▶

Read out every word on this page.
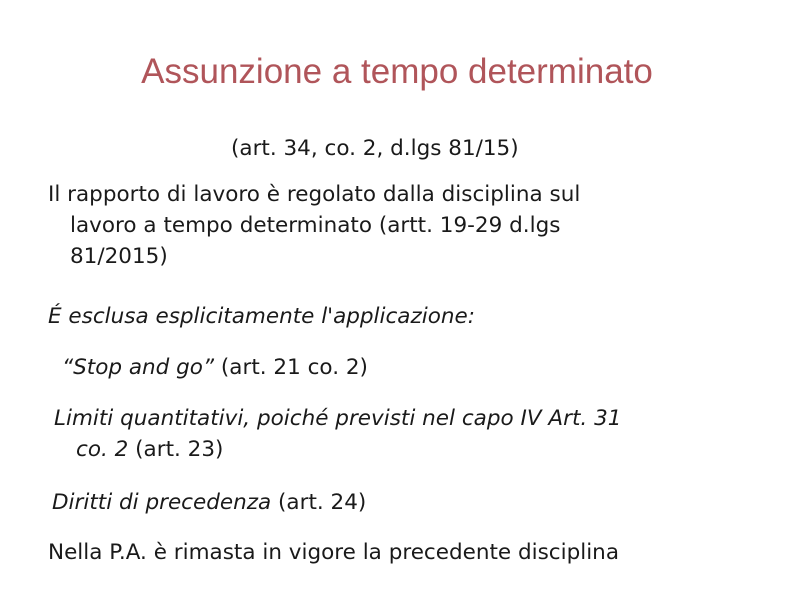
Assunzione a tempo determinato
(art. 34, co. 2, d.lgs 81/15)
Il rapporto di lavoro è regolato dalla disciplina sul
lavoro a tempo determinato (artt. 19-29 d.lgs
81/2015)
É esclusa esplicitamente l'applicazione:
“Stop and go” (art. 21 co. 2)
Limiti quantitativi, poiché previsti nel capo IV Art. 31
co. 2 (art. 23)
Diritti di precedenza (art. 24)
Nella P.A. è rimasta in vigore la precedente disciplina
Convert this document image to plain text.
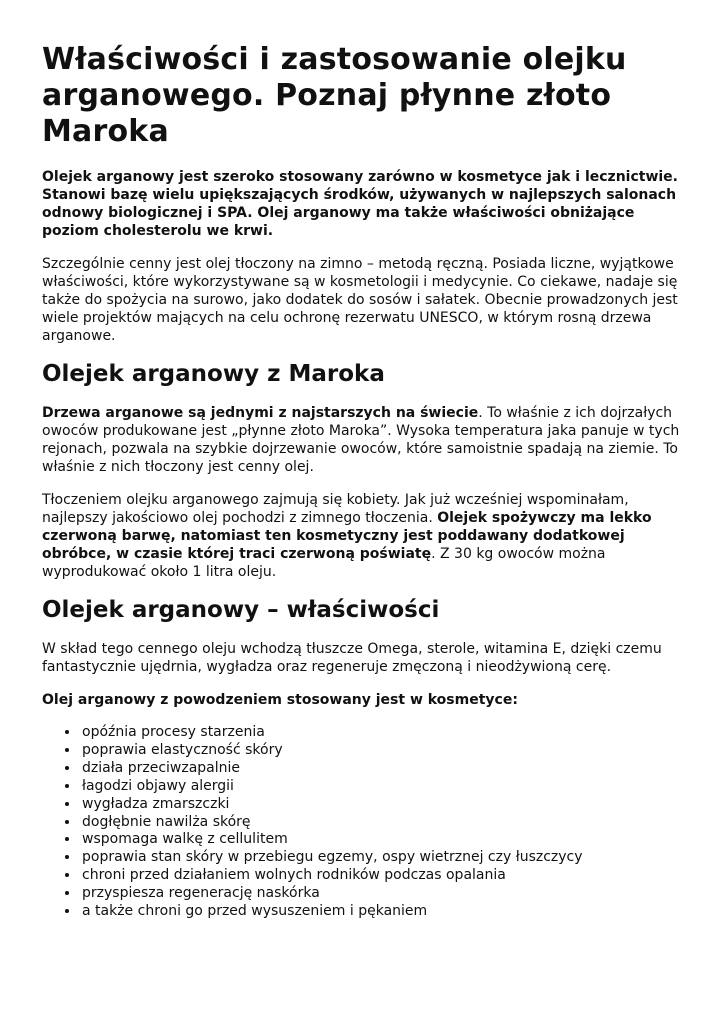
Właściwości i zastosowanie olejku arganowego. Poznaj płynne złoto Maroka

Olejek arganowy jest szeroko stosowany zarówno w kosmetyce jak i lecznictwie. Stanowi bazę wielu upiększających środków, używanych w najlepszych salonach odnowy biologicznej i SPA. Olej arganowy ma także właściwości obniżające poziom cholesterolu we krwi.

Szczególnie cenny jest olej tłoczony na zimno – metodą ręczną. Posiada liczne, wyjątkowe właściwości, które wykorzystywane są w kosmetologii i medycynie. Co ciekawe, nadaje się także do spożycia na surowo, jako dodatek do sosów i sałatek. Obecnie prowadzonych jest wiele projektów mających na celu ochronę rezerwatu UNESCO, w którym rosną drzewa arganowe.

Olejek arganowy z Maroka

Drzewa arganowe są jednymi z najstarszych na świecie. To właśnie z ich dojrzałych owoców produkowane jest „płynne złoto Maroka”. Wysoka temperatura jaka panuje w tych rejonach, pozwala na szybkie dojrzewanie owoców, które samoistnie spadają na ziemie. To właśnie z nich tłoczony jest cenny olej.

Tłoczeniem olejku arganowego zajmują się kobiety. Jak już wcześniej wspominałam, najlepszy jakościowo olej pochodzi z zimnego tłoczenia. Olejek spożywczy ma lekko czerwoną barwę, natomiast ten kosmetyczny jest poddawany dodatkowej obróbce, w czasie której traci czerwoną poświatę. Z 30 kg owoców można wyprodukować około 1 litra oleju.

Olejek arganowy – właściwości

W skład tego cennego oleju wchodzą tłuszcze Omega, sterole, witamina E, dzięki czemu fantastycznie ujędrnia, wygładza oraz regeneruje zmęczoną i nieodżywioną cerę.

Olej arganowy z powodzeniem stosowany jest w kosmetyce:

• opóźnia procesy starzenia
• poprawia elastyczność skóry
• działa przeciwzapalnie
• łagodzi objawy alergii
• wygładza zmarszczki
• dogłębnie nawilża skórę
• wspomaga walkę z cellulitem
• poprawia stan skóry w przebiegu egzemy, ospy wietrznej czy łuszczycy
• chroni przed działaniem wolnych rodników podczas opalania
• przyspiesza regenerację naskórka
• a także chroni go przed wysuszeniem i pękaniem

◀

List all lines above in which the string "olejku" appears.

Właściwości i zastosowanie olejku arganowego. Poznaj płynne złoto Maroka
Tłoczeniem olejku arganowego zajmują się kobiety. Jak już wcześniej wspominałam, najlepszy jakościowo olej pochodzi z zimnego tłoczenia. Olejek spożywczy ma lekko czerwoną barwę, natomiast ten kosmetyczny jest poddawany dodatkowej obróbce, w czasie której traci czerwoną poświatę. Z 30 kg owoców można wyprodukować około 1 litra oleju.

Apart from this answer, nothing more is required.